§ **What you are asked to do**
Copy each line of the data that has "score" in it.

[Opening Extracted data section]

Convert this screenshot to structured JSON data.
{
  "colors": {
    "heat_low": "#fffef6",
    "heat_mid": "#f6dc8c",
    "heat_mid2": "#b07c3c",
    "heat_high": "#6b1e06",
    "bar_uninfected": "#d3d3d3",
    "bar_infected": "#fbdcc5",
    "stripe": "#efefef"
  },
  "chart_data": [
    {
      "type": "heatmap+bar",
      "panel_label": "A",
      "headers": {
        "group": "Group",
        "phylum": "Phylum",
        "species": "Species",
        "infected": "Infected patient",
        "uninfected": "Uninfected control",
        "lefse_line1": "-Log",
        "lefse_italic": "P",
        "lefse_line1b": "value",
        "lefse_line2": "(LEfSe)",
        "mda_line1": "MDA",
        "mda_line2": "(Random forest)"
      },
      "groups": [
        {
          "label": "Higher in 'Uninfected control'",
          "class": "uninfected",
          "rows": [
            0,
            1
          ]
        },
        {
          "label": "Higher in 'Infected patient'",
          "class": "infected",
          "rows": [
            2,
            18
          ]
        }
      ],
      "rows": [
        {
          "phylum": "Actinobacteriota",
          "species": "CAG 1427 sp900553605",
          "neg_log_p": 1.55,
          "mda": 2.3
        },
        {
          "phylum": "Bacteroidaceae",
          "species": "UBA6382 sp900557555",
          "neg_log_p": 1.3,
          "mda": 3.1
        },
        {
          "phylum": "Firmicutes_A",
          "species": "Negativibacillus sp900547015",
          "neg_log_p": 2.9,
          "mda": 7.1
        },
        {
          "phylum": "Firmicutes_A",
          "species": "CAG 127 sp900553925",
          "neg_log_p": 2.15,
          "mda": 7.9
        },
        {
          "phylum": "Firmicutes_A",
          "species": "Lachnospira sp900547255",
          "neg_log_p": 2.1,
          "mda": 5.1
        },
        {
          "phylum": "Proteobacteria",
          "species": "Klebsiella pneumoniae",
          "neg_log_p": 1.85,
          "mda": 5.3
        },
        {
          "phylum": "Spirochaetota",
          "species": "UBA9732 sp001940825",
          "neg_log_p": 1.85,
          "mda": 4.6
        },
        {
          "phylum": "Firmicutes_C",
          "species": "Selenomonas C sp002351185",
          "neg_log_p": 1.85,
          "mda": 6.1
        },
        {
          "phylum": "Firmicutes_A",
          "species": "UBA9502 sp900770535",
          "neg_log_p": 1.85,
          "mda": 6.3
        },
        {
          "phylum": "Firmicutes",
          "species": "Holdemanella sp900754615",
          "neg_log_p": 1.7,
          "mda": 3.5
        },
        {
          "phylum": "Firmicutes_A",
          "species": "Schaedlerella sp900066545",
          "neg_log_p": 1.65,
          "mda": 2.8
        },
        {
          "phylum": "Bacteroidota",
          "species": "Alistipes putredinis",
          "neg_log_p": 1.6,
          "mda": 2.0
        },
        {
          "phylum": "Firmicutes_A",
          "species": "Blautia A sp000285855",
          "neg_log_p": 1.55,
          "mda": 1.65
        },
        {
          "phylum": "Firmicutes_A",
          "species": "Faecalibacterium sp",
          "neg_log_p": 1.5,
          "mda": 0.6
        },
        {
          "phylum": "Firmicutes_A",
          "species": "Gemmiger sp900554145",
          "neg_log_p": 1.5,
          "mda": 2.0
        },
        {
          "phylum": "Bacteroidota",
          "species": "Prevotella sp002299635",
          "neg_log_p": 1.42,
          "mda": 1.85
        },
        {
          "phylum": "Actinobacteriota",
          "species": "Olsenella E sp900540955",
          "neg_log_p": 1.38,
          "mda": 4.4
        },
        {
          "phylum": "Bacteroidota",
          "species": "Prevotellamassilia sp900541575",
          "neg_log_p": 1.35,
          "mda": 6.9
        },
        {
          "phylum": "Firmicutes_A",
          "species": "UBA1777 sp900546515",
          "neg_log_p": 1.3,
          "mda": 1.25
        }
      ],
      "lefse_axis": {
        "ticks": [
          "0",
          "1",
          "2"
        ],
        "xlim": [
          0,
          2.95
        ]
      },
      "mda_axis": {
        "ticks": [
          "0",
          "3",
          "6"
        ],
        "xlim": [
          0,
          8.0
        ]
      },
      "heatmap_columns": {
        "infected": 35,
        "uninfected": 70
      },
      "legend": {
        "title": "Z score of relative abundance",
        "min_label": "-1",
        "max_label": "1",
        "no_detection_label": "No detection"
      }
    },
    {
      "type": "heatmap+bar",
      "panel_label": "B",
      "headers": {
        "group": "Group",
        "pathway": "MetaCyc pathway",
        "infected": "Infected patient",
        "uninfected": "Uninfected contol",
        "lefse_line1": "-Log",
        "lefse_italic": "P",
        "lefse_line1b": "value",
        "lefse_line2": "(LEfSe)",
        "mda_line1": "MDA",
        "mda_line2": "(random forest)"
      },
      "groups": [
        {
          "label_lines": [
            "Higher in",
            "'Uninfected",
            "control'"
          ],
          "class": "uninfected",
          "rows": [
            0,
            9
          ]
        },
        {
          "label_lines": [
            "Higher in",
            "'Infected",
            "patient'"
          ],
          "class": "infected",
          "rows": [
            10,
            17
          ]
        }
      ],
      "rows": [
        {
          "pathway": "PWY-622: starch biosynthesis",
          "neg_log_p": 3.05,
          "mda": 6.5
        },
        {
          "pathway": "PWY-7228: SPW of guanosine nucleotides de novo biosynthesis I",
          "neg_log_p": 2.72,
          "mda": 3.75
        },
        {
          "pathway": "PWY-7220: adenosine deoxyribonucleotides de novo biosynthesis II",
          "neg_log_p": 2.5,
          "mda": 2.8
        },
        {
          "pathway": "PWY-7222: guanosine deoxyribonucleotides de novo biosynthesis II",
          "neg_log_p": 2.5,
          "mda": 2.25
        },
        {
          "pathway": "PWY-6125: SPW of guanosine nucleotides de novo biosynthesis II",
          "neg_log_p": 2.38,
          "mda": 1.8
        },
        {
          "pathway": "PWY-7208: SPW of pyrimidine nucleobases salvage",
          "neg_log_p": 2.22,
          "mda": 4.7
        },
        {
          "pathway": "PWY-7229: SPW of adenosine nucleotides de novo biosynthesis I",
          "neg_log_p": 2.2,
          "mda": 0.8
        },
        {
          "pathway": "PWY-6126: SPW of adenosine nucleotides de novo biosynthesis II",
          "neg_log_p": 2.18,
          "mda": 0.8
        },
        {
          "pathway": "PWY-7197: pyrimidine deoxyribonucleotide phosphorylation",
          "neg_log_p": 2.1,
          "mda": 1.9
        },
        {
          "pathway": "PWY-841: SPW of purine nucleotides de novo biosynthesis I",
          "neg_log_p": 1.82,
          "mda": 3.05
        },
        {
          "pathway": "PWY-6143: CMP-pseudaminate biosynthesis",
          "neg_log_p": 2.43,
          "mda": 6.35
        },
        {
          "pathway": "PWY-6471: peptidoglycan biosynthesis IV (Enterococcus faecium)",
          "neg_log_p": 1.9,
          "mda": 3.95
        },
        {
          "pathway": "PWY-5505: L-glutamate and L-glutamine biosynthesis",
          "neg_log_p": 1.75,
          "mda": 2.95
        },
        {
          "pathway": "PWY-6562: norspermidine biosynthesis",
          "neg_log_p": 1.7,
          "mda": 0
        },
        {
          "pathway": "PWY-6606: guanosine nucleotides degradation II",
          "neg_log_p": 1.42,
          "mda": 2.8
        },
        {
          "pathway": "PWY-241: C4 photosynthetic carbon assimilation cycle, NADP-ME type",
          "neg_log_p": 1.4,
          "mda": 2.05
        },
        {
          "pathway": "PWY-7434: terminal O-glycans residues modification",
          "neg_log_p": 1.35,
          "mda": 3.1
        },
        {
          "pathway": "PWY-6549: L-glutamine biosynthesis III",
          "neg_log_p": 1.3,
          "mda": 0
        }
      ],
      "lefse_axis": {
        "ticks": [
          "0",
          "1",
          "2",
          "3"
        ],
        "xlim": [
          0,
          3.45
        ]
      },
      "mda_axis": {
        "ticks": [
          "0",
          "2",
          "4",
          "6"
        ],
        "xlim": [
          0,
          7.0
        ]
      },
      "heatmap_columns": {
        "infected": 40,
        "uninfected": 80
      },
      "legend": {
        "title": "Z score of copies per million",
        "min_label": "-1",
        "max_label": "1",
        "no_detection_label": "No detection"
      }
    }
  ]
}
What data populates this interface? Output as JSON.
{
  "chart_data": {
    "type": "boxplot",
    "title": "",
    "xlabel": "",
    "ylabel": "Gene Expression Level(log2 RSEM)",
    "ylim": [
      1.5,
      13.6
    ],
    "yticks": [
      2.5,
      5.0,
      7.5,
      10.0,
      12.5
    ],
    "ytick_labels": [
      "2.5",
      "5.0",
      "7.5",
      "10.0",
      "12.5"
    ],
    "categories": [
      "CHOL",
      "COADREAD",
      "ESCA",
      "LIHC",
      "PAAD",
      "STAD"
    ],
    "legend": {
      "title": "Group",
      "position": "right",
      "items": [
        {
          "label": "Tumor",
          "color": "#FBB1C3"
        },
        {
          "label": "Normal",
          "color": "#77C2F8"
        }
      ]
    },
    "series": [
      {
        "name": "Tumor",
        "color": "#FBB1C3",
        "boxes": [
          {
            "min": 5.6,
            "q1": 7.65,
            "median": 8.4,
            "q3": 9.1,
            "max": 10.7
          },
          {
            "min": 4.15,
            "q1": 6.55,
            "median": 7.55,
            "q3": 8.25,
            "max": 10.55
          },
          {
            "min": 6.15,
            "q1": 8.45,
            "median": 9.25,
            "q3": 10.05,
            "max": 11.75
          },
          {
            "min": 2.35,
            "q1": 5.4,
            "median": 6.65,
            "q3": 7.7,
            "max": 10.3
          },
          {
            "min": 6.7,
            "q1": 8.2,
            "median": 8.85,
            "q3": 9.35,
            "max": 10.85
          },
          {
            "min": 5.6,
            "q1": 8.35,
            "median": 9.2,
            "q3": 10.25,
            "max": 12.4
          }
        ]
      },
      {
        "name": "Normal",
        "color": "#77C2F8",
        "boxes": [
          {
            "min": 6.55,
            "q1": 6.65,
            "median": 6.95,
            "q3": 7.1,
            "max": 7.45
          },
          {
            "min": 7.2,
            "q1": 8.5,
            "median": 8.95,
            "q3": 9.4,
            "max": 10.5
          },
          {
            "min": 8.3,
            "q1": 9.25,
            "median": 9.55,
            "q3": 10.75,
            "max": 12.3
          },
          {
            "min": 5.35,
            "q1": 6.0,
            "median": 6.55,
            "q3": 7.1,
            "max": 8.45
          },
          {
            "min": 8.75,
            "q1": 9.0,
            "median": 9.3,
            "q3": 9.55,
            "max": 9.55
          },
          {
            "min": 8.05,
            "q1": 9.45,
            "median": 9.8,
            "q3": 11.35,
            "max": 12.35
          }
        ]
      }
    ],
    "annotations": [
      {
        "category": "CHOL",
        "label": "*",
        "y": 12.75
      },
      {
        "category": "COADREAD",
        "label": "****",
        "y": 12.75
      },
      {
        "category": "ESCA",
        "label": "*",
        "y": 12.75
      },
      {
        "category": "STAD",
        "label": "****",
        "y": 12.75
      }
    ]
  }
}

[Closing Extracted data section]

§ **Reply**
        "title": "Z score of relative abundance",
        "title": "Z score of copies per million",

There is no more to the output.